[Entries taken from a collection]
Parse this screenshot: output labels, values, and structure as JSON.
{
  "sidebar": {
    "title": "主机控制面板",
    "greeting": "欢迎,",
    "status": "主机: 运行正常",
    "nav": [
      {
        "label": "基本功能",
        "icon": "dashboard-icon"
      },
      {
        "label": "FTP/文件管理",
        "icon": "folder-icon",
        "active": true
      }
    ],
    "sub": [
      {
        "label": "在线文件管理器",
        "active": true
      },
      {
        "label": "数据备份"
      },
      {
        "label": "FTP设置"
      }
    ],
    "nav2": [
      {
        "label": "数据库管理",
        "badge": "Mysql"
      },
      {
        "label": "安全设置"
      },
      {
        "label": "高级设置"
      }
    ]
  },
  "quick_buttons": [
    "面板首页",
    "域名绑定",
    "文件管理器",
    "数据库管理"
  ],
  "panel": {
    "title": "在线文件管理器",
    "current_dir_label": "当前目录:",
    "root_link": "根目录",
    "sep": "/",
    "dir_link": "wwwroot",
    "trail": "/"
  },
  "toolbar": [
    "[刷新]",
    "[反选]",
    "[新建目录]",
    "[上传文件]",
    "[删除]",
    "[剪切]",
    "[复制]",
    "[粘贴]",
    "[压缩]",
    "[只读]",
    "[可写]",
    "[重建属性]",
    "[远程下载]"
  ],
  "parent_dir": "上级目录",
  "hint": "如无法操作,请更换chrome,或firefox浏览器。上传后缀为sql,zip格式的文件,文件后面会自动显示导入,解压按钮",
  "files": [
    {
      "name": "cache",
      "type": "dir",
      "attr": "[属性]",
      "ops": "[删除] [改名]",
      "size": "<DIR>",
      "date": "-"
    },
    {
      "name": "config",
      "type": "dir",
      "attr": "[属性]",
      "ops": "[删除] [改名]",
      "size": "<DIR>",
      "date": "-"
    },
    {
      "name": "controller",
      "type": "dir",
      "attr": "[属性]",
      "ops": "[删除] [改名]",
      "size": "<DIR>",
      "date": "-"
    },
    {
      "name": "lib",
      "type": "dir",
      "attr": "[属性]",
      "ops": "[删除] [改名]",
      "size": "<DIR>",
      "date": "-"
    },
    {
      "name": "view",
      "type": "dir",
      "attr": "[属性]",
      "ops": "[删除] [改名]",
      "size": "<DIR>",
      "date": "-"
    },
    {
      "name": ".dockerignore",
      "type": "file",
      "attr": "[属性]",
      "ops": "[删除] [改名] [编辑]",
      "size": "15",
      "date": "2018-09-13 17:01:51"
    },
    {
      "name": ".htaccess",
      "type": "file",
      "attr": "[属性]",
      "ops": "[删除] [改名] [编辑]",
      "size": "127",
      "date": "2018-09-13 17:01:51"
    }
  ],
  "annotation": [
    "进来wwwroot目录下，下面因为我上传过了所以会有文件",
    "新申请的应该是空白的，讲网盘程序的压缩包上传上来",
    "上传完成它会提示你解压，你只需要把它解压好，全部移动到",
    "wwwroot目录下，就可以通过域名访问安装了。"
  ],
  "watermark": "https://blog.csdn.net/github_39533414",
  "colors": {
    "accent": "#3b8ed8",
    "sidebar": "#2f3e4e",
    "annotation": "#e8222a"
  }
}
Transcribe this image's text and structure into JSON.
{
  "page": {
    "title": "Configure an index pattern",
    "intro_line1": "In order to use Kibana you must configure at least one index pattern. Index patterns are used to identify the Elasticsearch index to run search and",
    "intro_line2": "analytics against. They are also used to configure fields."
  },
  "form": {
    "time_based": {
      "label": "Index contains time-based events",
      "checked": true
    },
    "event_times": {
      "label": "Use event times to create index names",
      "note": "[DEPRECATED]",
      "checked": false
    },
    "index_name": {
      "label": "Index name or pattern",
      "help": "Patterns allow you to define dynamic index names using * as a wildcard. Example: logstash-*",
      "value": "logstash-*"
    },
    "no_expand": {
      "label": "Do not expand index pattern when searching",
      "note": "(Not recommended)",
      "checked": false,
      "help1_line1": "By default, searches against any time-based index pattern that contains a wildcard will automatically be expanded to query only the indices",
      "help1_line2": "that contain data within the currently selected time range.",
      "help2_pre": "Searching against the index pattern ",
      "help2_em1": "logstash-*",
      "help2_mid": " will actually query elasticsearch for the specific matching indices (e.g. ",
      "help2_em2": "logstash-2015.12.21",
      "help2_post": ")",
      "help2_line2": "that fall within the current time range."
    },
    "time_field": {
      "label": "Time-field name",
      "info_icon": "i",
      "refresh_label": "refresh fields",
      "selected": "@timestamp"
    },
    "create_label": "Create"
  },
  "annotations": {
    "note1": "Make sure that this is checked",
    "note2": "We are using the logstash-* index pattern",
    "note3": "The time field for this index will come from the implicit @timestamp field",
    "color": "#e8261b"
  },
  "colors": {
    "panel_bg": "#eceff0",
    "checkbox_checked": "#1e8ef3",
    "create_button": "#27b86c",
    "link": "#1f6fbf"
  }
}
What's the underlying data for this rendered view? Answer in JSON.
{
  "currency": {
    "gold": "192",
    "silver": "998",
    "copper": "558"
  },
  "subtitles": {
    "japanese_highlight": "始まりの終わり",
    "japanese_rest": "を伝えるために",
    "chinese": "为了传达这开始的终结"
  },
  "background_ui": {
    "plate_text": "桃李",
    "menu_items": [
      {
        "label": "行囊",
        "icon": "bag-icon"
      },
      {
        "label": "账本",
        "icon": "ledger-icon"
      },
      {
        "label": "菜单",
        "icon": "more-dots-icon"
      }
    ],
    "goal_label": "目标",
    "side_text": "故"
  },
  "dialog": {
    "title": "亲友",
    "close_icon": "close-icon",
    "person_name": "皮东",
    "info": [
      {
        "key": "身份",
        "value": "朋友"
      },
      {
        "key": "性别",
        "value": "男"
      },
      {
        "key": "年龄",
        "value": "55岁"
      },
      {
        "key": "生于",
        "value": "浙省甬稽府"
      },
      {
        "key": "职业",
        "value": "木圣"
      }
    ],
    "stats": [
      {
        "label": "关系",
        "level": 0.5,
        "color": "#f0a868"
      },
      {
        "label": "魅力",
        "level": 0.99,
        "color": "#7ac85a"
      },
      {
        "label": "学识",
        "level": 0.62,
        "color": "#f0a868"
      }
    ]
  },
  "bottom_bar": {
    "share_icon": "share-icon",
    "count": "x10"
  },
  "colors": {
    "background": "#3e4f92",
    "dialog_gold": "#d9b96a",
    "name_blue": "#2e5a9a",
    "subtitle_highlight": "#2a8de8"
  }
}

SET TASK - Collect the complete line wherever the string "using" appears in the records.

FULL RESPONSE -
      "help": "Patterns allow you to define dynamic index names using * as a wildcard. Example: logstash-*",
    "note2": "We are using the logstash-* index pattern",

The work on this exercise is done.